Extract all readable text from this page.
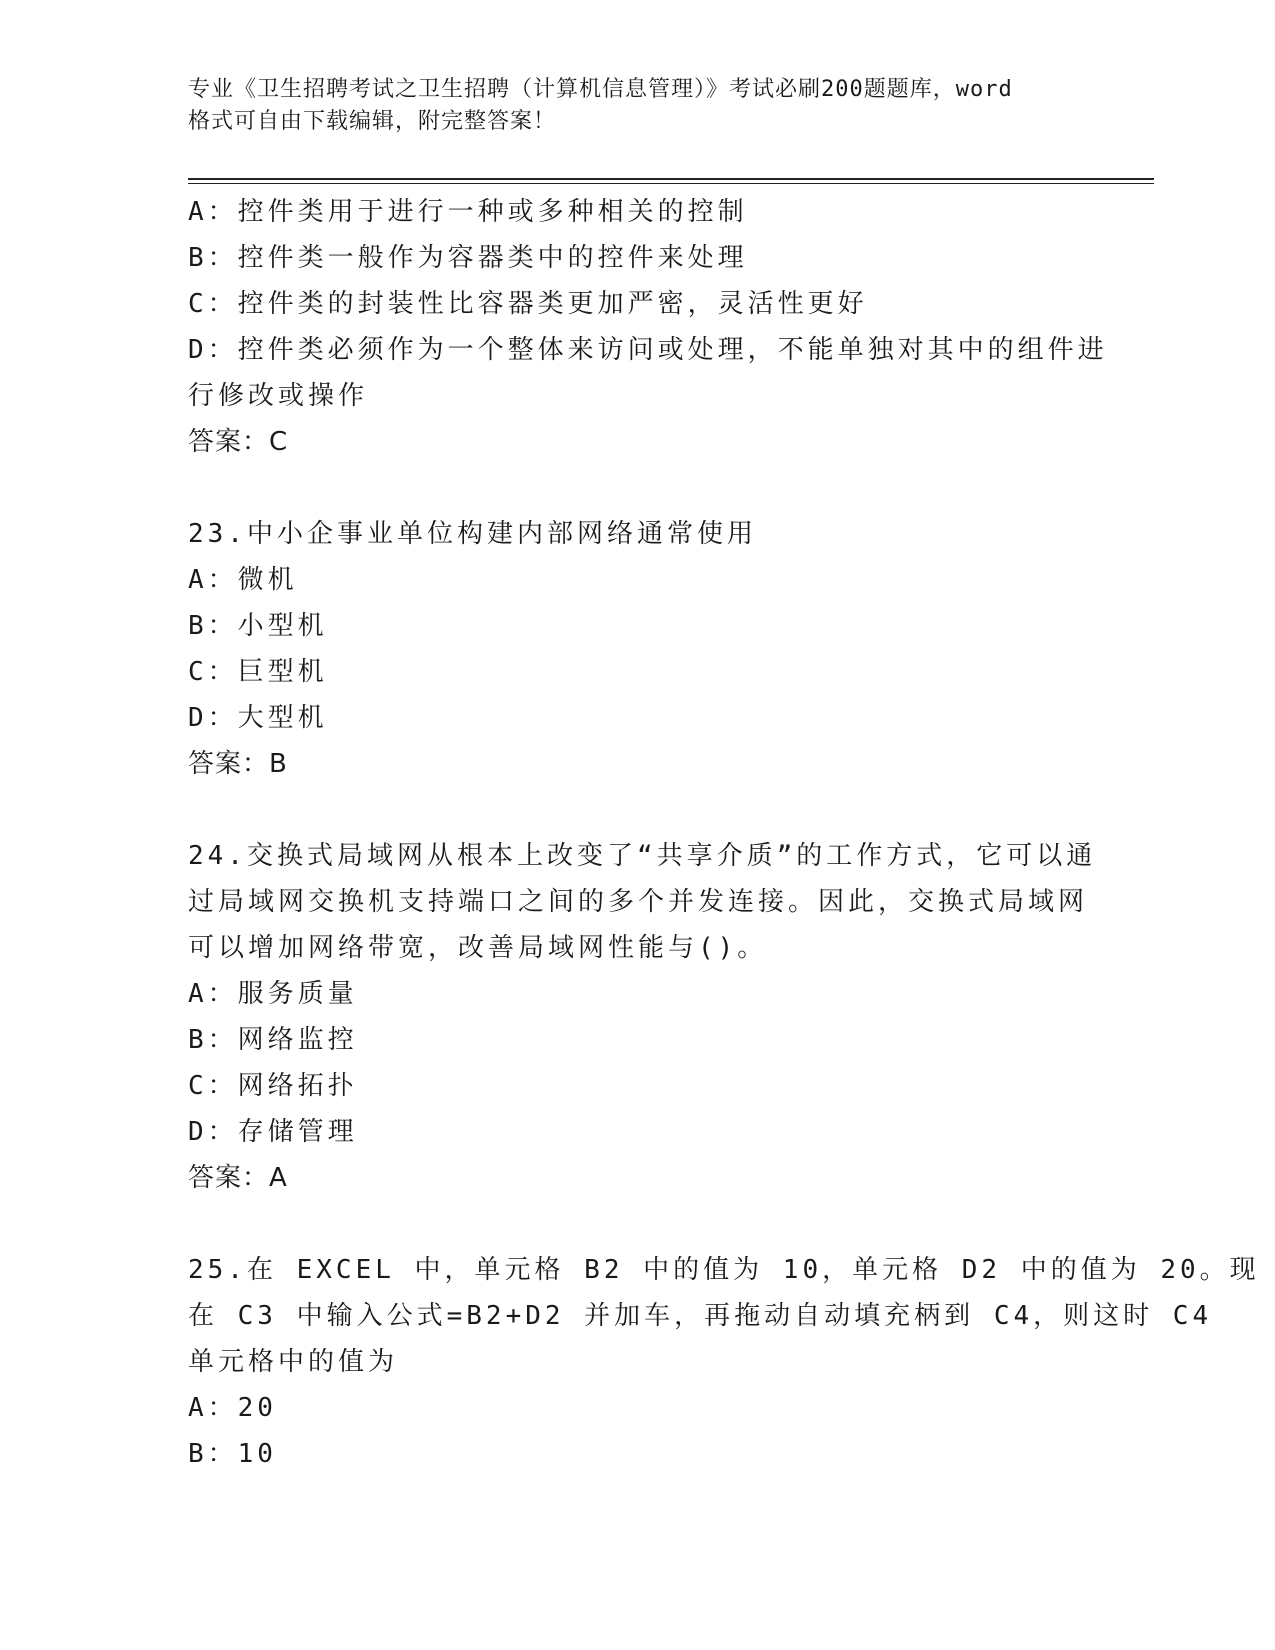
专业《卫生招聘考试之卫生招聘（计算机信息管理）》考试必刷200题题库，word
格式可自由下载编辑，附完整答案！
A：控件类用于进行一种或多种相关的控制
B：控件类一般作为容器类中的控件来处理
C：控件类的封装性比容器类更加严密，灵活性更好
D：控件类必须作为一个整体来访问或处理，不能单独对其中的组件进
行修改或操作
答案：C
23.中小企事业单位构建内部网络通常使用
A：微机
B：小型机
C：巨型机
D：大型机
答案：B
24.交换式局域网从根本上改变了“共享介质”的工作方式，它可以通
过局域网交换机支持端口之间的多个并发连接。因此，交换式局域网
可以增加网络带宽，改善局域网性能与()。
A：服务质量
B：网络监控
C：网络拓扑
D：存储管理
答案：A
25.在 EXCEL 中，单元格 B2 中的值为 10，单元格 D2 中的值为 20。现
在 C3 中输入公式=B2+D2 并加车，再拖动自动填充柄到 C4，则这时 C4
单元格中的值为
A：20
B：10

_Your instructions_. Repeat the preceding records precisely, and leave every picture out of the copy.

_Result for this task_.
Extract all readable text from this page.
专业《卫生招聘考试之卫生招聘（计算机信息管理）》考试必刷200题题库，word
格式可自由下载编辑，附完整答案！
A：控件类用于进行一种或多种相关的控制
B：控件类一般作为容器类中的控件来处理
C：控件类的封装性比容器类更加严密，灵活性更好
D：控件类必须作为一个整体来访问或处理，不能单独对其中的组件进
行修改或操作
答案：C
23.中小企事业单位构建内部网络通常使用
A：微机
B：小型机
C：巨型机
D：大型机
答案：B
24.交换式局域网从根本上改变了“共享介质”的工作方式，它可以通
过局域网交换机支持端口之间的多个并发连接。因此，交换式局域网
可以增加网络带宽，改善局域网性能与()。
A：服务质量
B：网络监控
C：网络拓扑
D：存储管理
答案：A
25.在 EXCEL 中，单元格 B2 中的值为 10，单元格 D2 中的值为 20。现
在 C3 中输入公式=B2+D2 并加车，再拖动自动填充柄到 C4，则这时 C4
单元格中的值为
A：20
B：10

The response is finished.